DIRECTION ▸
Take every line where the string "VStG" appears and copy it.

:: GIVEN DATA ::

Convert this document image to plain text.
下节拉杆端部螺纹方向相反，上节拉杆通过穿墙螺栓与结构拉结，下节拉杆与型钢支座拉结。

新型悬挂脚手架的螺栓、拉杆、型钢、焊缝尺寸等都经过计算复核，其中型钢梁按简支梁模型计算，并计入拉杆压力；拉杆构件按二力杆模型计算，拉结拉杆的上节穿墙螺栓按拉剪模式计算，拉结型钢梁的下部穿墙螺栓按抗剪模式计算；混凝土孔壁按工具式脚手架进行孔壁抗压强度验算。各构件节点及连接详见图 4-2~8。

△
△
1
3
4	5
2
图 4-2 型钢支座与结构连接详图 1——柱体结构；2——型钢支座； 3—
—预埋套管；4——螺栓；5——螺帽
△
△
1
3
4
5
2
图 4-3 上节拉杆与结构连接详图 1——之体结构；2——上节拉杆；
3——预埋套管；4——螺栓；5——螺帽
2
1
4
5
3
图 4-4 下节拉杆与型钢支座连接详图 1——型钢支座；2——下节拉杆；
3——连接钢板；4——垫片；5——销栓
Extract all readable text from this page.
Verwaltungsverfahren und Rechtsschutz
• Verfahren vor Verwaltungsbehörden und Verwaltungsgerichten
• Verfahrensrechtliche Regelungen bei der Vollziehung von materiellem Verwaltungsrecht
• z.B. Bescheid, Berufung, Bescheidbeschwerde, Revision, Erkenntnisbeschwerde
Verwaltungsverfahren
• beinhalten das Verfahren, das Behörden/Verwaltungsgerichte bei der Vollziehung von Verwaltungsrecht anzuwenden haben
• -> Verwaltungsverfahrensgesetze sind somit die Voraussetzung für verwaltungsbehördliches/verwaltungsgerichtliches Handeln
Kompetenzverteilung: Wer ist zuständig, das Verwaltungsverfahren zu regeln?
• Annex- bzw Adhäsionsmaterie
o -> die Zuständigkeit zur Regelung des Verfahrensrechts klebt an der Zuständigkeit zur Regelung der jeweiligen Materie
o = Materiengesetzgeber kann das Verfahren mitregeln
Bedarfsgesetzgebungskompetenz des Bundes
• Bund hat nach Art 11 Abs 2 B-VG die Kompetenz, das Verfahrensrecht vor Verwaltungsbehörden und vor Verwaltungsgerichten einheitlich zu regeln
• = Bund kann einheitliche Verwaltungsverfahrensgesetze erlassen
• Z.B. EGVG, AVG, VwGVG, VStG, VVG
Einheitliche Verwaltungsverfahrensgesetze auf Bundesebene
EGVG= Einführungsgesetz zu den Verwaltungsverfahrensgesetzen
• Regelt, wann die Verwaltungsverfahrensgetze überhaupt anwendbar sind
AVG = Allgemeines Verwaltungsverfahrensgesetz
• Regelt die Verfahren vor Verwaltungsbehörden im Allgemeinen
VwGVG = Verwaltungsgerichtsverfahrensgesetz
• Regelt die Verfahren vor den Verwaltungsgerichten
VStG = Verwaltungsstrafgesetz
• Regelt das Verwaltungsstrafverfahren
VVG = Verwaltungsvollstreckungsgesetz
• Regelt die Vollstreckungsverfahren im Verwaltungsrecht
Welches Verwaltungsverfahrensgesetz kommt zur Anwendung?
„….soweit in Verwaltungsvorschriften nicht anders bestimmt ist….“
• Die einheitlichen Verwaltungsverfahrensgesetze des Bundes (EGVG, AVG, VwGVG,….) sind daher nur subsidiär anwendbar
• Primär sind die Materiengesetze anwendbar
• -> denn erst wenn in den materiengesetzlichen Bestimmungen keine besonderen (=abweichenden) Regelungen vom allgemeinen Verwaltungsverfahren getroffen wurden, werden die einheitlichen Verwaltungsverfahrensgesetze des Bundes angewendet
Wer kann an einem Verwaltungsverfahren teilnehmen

:::

WORKED ANSWER ▸
• Z.B. EGVG, AVG, VwGVG, VStG, VVG
VStG = Verwaltungsstrafgesetz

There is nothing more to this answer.